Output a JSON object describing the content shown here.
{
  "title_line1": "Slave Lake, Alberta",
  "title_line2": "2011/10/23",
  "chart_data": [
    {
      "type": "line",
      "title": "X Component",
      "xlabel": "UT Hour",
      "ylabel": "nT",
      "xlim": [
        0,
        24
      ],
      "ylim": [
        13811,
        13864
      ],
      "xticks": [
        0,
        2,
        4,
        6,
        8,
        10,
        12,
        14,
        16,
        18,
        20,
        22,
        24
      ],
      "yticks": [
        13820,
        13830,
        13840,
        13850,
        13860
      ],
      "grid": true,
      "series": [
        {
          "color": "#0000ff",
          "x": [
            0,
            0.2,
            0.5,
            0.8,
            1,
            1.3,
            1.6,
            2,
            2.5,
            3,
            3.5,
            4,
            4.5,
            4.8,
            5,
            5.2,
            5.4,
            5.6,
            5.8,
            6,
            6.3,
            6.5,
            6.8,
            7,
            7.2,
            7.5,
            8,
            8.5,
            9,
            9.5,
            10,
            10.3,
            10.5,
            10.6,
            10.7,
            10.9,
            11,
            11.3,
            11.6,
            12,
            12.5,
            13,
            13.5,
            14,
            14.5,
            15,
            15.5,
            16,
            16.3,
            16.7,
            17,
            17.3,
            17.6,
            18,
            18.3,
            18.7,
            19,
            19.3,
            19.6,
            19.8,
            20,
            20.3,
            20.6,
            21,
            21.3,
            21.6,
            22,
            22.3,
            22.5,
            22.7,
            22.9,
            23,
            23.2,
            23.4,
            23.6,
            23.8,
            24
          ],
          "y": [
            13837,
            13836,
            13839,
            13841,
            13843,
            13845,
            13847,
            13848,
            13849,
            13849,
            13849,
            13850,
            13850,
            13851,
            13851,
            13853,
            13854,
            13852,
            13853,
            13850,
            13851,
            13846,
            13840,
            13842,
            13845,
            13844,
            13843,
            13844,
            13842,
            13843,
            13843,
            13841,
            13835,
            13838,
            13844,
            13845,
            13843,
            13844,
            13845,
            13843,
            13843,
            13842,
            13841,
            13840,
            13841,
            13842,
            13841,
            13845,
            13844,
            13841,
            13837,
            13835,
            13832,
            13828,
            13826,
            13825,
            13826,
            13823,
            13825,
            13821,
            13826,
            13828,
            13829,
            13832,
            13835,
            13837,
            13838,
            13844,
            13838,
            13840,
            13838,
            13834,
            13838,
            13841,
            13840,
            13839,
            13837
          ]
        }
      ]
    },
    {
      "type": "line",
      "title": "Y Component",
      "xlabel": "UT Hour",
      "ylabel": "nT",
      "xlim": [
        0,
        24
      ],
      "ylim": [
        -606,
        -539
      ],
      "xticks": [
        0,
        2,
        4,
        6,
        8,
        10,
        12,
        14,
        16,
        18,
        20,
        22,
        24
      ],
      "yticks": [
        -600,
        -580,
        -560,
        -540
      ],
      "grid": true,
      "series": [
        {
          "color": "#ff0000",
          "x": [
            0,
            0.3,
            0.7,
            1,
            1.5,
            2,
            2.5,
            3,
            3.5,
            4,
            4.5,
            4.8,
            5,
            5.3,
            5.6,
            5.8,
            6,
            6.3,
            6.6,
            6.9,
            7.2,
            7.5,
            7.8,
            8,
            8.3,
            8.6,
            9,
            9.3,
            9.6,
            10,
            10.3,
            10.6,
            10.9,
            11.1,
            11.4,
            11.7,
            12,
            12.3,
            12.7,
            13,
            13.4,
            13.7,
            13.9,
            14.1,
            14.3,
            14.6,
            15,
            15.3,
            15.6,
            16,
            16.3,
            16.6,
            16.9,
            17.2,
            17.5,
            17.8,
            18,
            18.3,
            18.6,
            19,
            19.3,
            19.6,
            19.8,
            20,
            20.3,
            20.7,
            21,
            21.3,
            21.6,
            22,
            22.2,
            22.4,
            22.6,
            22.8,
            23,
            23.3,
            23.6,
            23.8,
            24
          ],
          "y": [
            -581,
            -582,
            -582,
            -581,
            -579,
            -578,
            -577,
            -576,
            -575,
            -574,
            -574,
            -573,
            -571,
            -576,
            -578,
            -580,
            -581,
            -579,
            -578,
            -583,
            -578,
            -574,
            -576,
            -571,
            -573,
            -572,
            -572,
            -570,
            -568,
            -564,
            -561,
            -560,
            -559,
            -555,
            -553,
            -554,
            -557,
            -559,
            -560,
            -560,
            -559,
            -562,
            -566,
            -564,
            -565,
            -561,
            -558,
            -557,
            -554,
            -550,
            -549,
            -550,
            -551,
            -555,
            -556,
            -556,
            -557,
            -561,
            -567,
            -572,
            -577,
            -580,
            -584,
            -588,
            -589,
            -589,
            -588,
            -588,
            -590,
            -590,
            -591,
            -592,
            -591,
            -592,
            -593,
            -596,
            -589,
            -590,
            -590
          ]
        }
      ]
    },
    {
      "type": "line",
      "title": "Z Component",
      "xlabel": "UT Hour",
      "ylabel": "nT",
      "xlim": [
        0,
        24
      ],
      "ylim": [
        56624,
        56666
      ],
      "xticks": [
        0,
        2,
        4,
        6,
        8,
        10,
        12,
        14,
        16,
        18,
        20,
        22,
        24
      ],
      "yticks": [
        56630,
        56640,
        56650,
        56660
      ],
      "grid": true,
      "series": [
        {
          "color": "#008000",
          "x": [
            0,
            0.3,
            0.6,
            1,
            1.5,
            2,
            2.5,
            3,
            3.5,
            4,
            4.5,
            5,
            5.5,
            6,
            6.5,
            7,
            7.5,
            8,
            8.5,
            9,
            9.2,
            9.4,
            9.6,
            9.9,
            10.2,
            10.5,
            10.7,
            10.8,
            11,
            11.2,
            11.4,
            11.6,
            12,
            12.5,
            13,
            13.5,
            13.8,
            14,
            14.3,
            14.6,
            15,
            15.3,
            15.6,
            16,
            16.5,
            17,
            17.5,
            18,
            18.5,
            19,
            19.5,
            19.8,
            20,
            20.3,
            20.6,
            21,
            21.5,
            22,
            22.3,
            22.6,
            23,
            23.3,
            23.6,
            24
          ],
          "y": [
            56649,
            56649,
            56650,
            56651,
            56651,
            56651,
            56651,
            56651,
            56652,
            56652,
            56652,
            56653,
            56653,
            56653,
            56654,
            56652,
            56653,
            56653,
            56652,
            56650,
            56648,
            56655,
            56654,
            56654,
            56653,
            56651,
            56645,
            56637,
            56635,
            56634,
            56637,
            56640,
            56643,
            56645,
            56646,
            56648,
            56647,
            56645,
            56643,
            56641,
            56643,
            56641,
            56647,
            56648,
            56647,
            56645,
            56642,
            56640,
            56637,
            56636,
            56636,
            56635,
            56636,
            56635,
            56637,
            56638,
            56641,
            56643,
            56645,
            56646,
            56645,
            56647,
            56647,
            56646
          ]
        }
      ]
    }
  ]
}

**Exercise details**
In the listing, find all lines with the string "Component" and copy them.

**Answer to the task**
      "title": "X Component",
      "title": "Y Component",
      "title": "Z Component",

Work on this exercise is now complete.